| What is required |
Copy the data exactly as it appears, and do not include any pictures.

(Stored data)

— START —

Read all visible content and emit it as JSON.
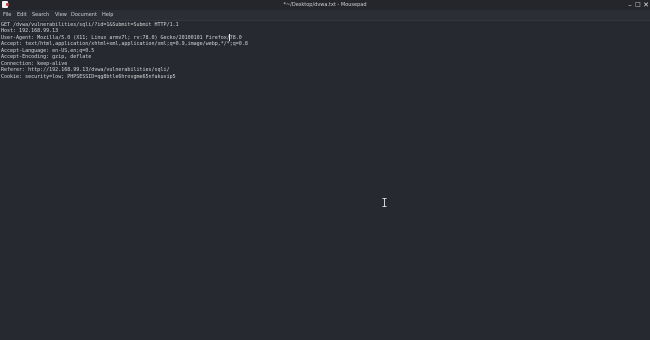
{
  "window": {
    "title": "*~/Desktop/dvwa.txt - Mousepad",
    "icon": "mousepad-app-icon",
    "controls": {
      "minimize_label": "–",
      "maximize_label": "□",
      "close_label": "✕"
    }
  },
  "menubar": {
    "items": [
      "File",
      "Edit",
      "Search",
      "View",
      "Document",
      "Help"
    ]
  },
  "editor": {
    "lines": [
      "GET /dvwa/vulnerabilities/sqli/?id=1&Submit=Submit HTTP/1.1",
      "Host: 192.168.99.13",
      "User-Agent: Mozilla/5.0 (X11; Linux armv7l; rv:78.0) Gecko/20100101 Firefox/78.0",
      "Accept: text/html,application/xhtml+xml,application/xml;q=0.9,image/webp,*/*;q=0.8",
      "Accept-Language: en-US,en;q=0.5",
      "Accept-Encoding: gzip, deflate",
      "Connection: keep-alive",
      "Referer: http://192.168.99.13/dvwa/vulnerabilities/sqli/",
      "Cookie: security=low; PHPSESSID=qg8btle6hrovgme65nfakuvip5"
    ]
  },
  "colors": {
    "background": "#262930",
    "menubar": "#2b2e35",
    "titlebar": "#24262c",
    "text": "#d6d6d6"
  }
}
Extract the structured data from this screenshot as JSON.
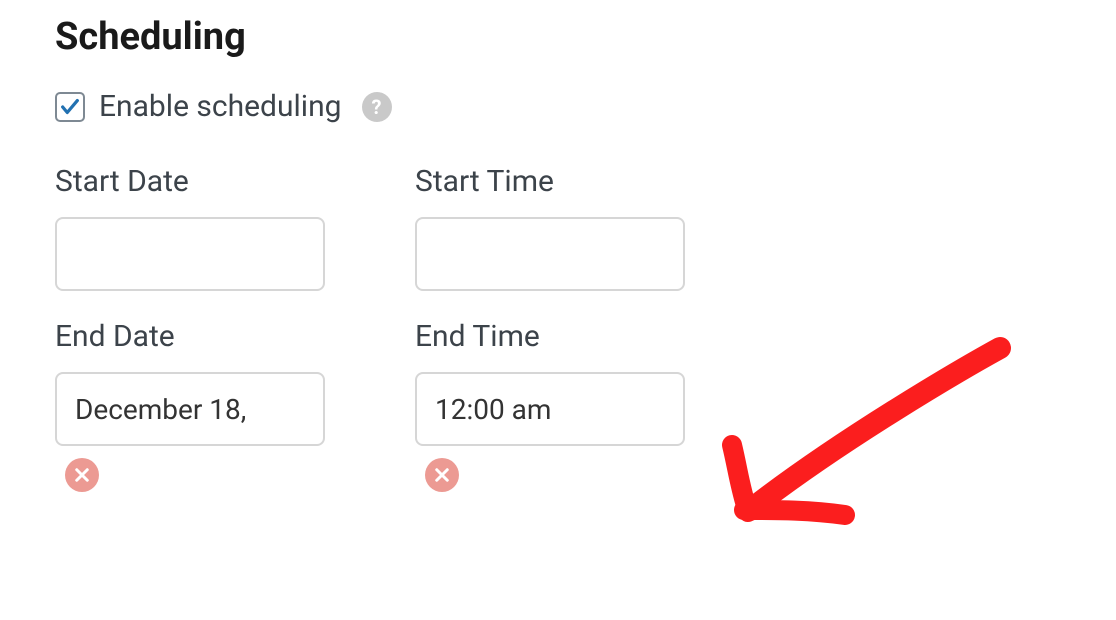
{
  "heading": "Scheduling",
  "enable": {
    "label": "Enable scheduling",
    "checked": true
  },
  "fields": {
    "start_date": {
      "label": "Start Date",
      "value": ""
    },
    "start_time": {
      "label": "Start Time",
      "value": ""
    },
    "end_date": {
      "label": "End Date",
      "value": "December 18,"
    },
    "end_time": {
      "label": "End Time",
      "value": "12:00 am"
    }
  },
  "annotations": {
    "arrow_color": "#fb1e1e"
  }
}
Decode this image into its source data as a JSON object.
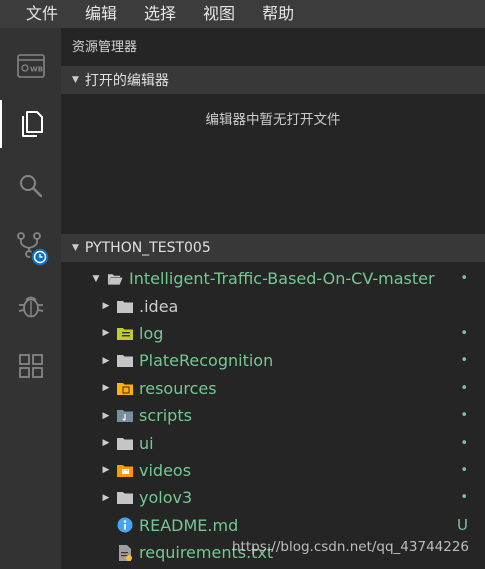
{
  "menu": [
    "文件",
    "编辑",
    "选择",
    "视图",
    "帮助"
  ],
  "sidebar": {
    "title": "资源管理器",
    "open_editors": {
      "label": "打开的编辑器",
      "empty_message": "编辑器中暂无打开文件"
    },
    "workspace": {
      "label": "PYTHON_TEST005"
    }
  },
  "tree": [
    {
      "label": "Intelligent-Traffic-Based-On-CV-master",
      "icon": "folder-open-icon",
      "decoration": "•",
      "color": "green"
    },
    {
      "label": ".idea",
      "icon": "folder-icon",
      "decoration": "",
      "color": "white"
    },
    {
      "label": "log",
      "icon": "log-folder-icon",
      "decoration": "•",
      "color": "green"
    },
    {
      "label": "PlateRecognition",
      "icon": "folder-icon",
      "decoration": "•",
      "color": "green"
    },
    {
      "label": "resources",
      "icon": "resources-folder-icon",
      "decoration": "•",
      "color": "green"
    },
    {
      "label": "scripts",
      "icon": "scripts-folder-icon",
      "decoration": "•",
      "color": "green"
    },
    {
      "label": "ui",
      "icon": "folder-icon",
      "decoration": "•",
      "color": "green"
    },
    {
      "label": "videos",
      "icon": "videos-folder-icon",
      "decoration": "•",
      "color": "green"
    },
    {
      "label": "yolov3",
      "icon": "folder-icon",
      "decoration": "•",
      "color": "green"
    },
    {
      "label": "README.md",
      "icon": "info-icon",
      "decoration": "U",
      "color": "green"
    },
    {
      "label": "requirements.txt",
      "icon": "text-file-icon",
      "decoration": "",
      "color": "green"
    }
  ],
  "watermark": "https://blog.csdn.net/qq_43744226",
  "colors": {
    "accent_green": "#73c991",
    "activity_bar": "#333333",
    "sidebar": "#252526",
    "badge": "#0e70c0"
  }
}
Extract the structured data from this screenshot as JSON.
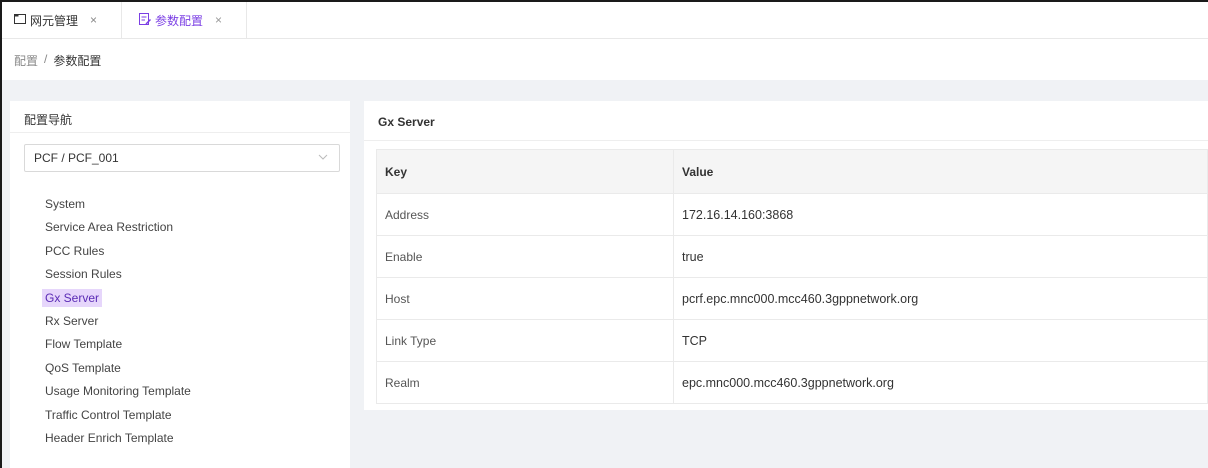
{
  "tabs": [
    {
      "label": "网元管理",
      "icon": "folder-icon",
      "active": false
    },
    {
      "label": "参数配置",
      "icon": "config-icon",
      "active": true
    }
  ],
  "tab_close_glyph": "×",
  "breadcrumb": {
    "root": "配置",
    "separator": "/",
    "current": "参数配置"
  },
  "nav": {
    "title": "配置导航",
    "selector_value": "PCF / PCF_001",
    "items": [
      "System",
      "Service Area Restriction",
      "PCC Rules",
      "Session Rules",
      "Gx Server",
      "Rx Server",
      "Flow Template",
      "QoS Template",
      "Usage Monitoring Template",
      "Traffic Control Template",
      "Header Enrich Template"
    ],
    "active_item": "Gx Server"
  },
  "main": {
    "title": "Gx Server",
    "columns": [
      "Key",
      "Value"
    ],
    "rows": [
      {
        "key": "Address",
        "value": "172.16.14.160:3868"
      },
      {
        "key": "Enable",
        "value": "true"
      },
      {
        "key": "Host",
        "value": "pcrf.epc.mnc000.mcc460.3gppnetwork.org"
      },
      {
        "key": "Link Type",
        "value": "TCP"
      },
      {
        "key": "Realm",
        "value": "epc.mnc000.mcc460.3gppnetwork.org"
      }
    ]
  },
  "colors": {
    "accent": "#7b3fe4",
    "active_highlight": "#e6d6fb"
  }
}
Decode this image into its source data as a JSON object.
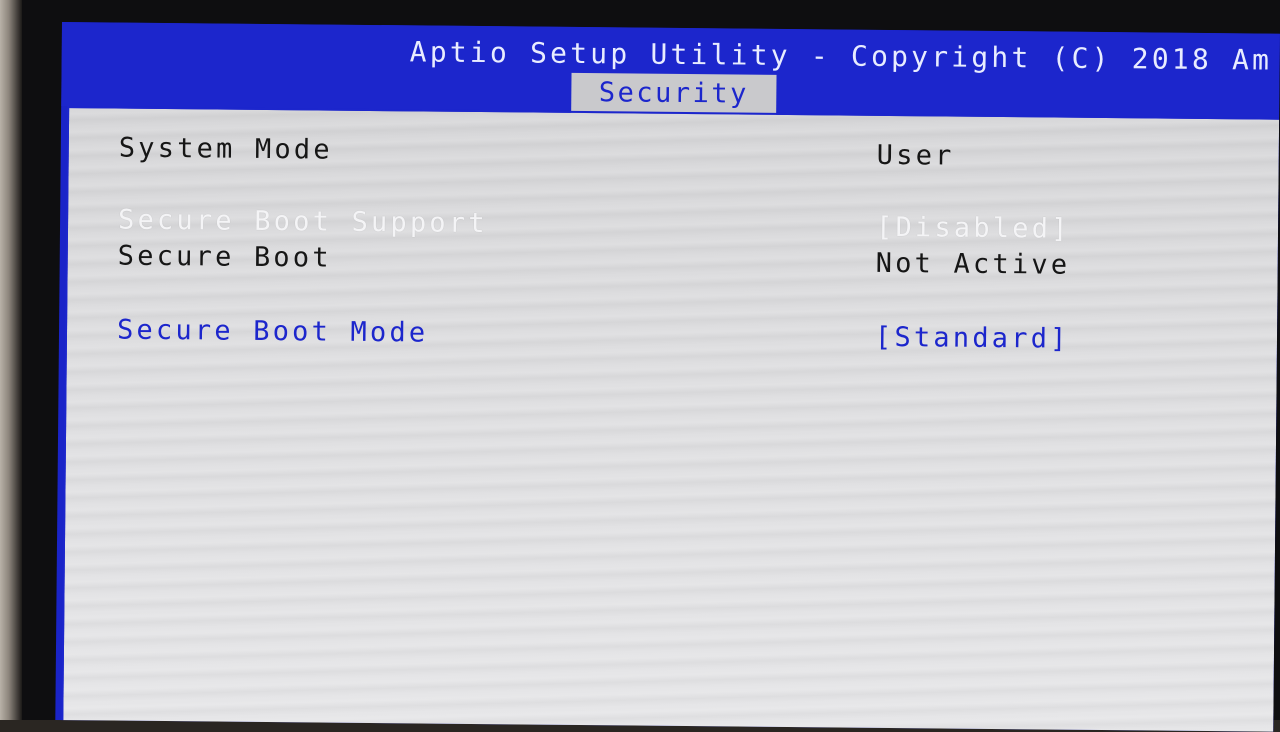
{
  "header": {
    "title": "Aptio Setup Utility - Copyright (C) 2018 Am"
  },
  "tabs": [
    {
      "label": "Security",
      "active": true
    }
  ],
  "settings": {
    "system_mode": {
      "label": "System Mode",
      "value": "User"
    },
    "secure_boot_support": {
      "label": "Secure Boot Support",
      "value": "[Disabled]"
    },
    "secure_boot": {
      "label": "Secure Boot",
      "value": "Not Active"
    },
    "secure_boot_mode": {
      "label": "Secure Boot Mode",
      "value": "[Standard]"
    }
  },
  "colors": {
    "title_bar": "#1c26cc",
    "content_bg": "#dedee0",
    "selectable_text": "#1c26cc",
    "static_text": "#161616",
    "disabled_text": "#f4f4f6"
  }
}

— END —

| Output for this exercise |
Read all visible content and emit it as JSON.
{
  "window": {
    "title": "*~/Desktop/dvwa.txt - Mousepad",
    "icon": "mousepad-app-icon",
    "controls": {
      "minimize_label": "–",
      "maximize_label": "□",
      "close_label": "✕"
    }
  },
  "menubar": {
    "items": [
      "File",
      "Edit",
      "Search",
      "View",
      "Document",
      "Help"
    ]
  },
  "editor": {
    "lines": [
      "GET /dvwa/vulnerabilities/sqli/?id=1&Submit=Submit HTTP/1.1",
      "Host: 192.168.99.13",
      "User-Agent: Mozilla/5.0 (X11; Linux armv7l; rv:78.0) Gecko/20100101 Firefox/78.0",
      "Accept: text/html,application/xhtml+xml,application/xml;q=0.9,image/webp,*/*;q=0.8",
      "Accept-Language: en-US,en;q=0.5",
      "Accept-Encoding: gzip, deflate",
      "Connection: keep-alive",
      "Referer: http://192.168.99.13/dvwa/vulnerabilities/sqli/",
      "Cookie: security=low; PHPSESSID=qg8btle6hrovgme65nfakuvip5"
    ]
  },
  "colors": {
    "background": "#262930",
    "menubar": "#2b2e35",
    "titlebar": "#24262c",
    "text": "#d6d6d6"
  }
}
Extract the structured data from this screenshot as JSON.
{
  "heading": "Scheduling",
  "enable": {
    "label": "Enable scheduling",
    "checked": true
  },
  "fields": {
    "start_date": {
      "label": "Start Date",
      "value": ""
    },
    "start_time": {
      "label": "Start Time",
      "value": ""
    },
    "end_date": {
      "label": "End Date",
      "value": "December 18,"
    },
    "end_time": {
      "label": "End Time",
      "value": "12:00 am"
    }
  },
  "annotations": {
    "arrow_color": "#fb1e1e"
  }
}
Decode this image into its source data as a JSON object.
{
  "menu": [
    "文件",
    "编辑",
    "选择",
    "视图",
    "帮助"
  ],
  "sidebar": {
    "title": "资源管理器",
    "open_editors": {
      "label": "打开的编辑器",
      "empty_message": "编辑器中暂无打开文件"
    },
    "workspace": {
      "label": "PYTHON_TEST005"
    }
  },
  "tree": [
    {
      "label": "Intelligent-Traffic-Based-On-CV-master",
      "icon": "folder-open-icon",
      "decoration": "•",
      "color": "green"
    },
    {
      "label": ".idea",
      "icon": "folder-icon",
      "decoration": "",
      "color": "white"
    },
    {
      "label": "log",
      "icon": "log-folder-icon",
      "decoration": "•",
      "color": "green"
    },
    {
      "label": "PlateRecognition",
      "icon": "folder-icon",
      "decoration": "•",
      "color": "green"
    },
    {
      "label": "resources",
      "icon": "resources-folder-icon",
      "decoration": "•",
      "color": "green"
    },
    {
      "label": "scripts",
      "icon": "scripts-folder-icon",
      "decoration": "•",
      "color": "green"
    },
    {
      "label": "ui",
      "icon": "folder-icon",
      "decoration": "•",
      "color": "green"
    },
    {
      "label": "videos",
      "icon": "videos-folder-icon",
      "decoration": "•",
      "color": "green"
    },
    {
      "label": "yolov3",
      "icon": "folder-icon",
      "decoration": "•",
      "color": "green"
    },
    {
      "label": "README.md",
      "icon": "info-icon",
      "decoration": "U",
      "color": "green"
    },
    {
      "label": "requirements.txt",
      "icon": "text-file-icon",
      "decoration": "",
      "color": "green"
    }
  ],
  "watermark": "https://blog.csdn.net/qq_43744226",
  "colors": {
    "accent_green": "#73c991",
    "activity_bar": "#333333",
    "sidebar": "#252526",
    "badge": "#0e70c0"
  }
}
Extract the structured data from this screenshot as JSON.
{
  "tabs": [
    {
      "label": "网元管理",
      "icon": "folder-icon",
      "active": false
    },
    {
      "label": "参数配置",
      "icon": "config-icon",
      "active": true
    }
  ],
  "tab_close_glyph": "×",
  "breadcrumb": {
    "root": "配置",
    "separator": "/",
    "current": "参数配置"
  },
  "nav": {
    "title": "配置导航",
    "selector_value": "PCF / PCF_001",
    "items": [
      "System",
      "Service Area Restriction",
      "PCC Rules",
      "Session Rules",
      "Gx Server",
      "Rx Server",
      "Flow Template",
      "QoS Template",
      "Usage Monitoring Template",
      "Traffic Control Template",
      "Header Enrich Template"
    ],
    "active_item": "Gx Server"
  },
  "main": {
    "title": "Gx Server",
    "columns": [
      "Key",
      "Value"
    ],
    "rows": [
      {
        "key": "Address",
        "value": "172.16.14.160:3868"
      },
      {
        "key": "Enable",
        "value": "true"
      },
      {
        "key": "Host",
        "value": "pcrf.epc.mnc000.mcc460.3gppnetwork.org"
      },
      {
        "key": "Link Type",
        "value": "TCP"
      },
      {
        "key": "Realm",
        "value": "epc.mnc000.mcc460.3gppnetwork.org"
      }
    ]
  },
  "colors": {
    "accent": "#7b3fe4",
    "active_highlight": "#e6d6fb"
  }
}
Decode this image into its source data as a JSON object.
{
  "header": {
    "title": "Aptio Setup Utility - Copyright (C) 2018 Am"
  },
  "tabs": [
    {
      "label": "Security",
      "active": true
    }
  ],
  "settings": {
    "system_mode": {
      "label": "System Mode",
      "value": "User"
    },
    "secure_boot_support": {
      "label": "Secure Boot Support",
      "value": "[Disabled]"
    },
    "secure_boot": {
      "label": "Secure Boot",
      "value": "Not Active"
    },
    "secure_boot_mode": {
      "label": "Secure Boot Mode",
      "value": "[Standard]"
    }
  },
  "colors": {
    "title_bar": "#1c26cc",
    "content_bg": "#dedee0",
    "selectable_text": "#1c26cc",
    "static_text": "#161616",
    "disabled_text": "#f4f4f6"
  }
}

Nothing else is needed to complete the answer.